## start DATA
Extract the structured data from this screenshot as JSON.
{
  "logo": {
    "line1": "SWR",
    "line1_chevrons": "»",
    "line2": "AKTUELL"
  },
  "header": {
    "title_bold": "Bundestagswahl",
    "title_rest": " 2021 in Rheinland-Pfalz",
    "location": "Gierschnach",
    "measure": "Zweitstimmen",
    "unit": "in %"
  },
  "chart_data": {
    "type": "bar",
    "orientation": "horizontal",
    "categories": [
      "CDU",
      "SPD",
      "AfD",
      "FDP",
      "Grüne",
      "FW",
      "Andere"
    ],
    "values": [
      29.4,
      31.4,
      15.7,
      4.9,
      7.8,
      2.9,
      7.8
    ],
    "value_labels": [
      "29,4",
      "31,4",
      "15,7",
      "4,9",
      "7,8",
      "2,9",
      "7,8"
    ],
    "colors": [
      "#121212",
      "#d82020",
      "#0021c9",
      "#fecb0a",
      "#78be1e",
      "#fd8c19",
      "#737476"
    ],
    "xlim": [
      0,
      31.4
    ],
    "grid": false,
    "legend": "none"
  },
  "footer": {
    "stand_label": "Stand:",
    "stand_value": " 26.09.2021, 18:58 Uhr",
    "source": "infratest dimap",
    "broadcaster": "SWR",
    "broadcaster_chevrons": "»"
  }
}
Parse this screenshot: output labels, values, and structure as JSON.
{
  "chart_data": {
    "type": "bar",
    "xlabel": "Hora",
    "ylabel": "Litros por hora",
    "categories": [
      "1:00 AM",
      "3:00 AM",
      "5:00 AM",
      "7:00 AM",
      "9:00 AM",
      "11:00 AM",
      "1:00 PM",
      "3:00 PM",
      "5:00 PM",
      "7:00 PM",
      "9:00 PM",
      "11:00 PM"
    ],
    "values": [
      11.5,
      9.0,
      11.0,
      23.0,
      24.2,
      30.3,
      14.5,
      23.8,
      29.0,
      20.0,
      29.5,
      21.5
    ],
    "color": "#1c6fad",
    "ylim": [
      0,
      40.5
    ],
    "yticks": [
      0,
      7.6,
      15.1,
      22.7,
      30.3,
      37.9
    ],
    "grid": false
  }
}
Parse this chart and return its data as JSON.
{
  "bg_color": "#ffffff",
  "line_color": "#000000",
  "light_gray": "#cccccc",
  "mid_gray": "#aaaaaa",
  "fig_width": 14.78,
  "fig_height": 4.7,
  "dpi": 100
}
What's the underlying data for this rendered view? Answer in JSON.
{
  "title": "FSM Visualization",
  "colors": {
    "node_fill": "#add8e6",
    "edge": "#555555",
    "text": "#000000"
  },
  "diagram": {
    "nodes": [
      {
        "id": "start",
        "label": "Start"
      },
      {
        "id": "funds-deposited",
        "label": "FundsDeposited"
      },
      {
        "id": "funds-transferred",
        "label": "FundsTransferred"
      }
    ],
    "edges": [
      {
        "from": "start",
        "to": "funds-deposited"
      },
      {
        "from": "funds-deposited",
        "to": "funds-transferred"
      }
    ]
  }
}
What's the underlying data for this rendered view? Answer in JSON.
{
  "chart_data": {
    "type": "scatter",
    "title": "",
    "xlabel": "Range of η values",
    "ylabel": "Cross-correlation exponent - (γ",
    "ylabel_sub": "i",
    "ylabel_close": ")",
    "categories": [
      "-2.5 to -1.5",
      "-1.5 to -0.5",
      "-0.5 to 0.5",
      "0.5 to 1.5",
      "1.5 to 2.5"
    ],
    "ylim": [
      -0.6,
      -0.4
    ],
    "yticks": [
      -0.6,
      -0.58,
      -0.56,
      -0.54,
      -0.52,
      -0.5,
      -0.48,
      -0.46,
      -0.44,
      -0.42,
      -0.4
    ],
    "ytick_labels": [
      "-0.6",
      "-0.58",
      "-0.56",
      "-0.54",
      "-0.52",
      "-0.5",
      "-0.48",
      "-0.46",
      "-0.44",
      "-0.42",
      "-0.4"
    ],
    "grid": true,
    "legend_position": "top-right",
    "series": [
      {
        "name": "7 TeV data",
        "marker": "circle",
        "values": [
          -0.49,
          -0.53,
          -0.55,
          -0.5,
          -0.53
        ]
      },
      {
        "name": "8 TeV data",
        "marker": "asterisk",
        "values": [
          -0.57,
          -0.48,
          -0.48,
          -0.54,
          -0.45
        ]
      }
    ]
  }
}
## end DATA
WHAT THE EXERCISE ASKS: Extract the complete listing above, reproducing each line exactly.

SOLUTION:
Extract the structured data from this screenshot as JSON.
{
  "logo": {
    "line1": "SWR",
    "line1_chevrons": "»",
    "line2": "AKTUELL"
  },
  "header": {
    "title_bold": "Bundestagswahl",
    "title_rest": " 2021 in Rheinland-Pfalz",
    "location": "Gierschnach",
    "measure": "Zweitstimmen",
    "unit": "in %"
  },
  "chart_data": {
    "type": "bar",
    "orientation": "horizontal",
    "categories": [
      "CDU",
      "SPD",
      "AfD",
      "FDP",
      "Grüne",
      "FW",
      "Andere"
    ],
    "values": [
      29.4,
      31.4,
      15.7,
      4.9,
      7.8,
      2.9,
      7.8
    ],
    "value_labels": [
      "29,4",
      "31,4",
      "15,7",
      "4,9",
      "7,8",
      "2,9",
      "7,8"
    ],
    "colors": [
      "#121212",
      "#d82020",
      "#0021c9",
      "#fecb0a",
      "#78be1e",
      "#fd8c19",
      "#737476"
    ],
    "xlim": [
      0,
      31.4
    ],
    "grid": false,
    "legend": "none"
  },
  "footer": {
    "stand_label": "Stand:",
    "stand_value": " 26.09.2021, 18:58 Uhr",
    "source": "infratest dimap",
    "broadcaster": "SWR",
    "broadcaster_chevrons": "»"
  }
}
Parse this screenshot: output labels, values, and structure as JSON.
{
  "chart_data": {
    "type": "bar",
    "xlabel": "Hora",
    "ylabel": "Litros por hora",
    "categories": [
      "1:00 AM",
      "3:00 AM",
      "5:00 AM",
      "7:00 AM",
      "9:00 AM",
      "11:00 AM",
      "1:00 PM",
      "3:00 PM",
      "5:00 PM",
      "7:00 PM",
      "9:00 PM",
      "11:00 PM"
    ],
    "values": [
      11.5,
      9.0,
      11.0,
      23.0,
      24.2,
      30.3,
      14.5,
      23.8,
      29.0,
      20.0,
      29.5,
      21.5
    ],
    "color": "#1c6fad",
    "ylim": [
      0,
      40.5
    ],
    "yticks": [
      0,
      7.6,
      15.1,
      22.7,
      30.3,
      37.9
    ],
    "grid": false
  }
}
Parse this chart and return its data as JSON.
{
  "bg_color": "#ffffff",
  "line_color": "#000000",
  "light_gray": "#cccccc",
  "mid_gray": "#aaaaaa",
  "fig_width": 14.78,
  "fig_height": 4.7,
  "dpi": 100
}
What's the underlying data for this rendered view? Answer in JSON.
{
  "title": "FSM Visualization",
  "colors": {
    "node_fill": "#add8e6",
    "edge": "#555555",
    "text": "#000000"
  },
  "diagram": {
    "nodes": [
      {
        "id": "start",
        "label": "Start"
      },
      {
        "id": "funds-deposited",
        "label": "FundsDeposited"
      },
      {
        "id": "funds-transferred",
        "label": "FundsTransferred"
      }
    ],
    "edges": [
      {
        "from": "start",
        "to": "funds-deposited"
      },
      {
        "from": "funds-deposited",
        "to": "funds-transferred"
      }
    ]
  }
}
What's the underlying data for this rendered view? Answer in JSON.
{
  "chart_data": {
    "type": "scatter",
    "title": "",
    "xlabel": "Range of η values",
    "ylabel": "Cross-correlation exponent - (γ",
    "ylabel_sub": "i",
    "ylabel_close": ")",
    "categories": [
      "-2.5 to -1.5",
      "-1.5 to -0.5",
      "-0.5 to 0.5",
      "0.5 to 1.5",
      "1.5 to 2.5"
    ],
    "ylim": [
      -0.6,
      -0.4
    ],
    "yticks": [
      -0.6,
      -0.58,
      -0.56,
      -0.54,
      -0.52,
      -0.5,
      -0.48,
      -0.46,
      -0.44,
      -0.42,
      -0.4
    ],
    "ytick_labels": [
      "-0.6",
      "-0.58",
      "-0.56",
      "-0.54",
      "-0.52",
      "-0.5",
      "-0.48",
      "-0.46",
      "-0.44",
      "-0.42",
      "-0.4"
    ],
    "grid": true,
    "legend_position": "top-right",
    "series": [
      {
        "name": "7 TeV data",
        "marker": "circle",
        "values": [
          -0.49,
          -0.53,
          -0.55,
          -0.5,
          -0.53
        ]
      },
      {
        "name": "8 TeV data",
        "marker": "asterisk",
        "values": [
          -0.57,
          -0.48,
          -0.48,
          -0.54,
          -0.45
        ]
      }
    ]
  }
}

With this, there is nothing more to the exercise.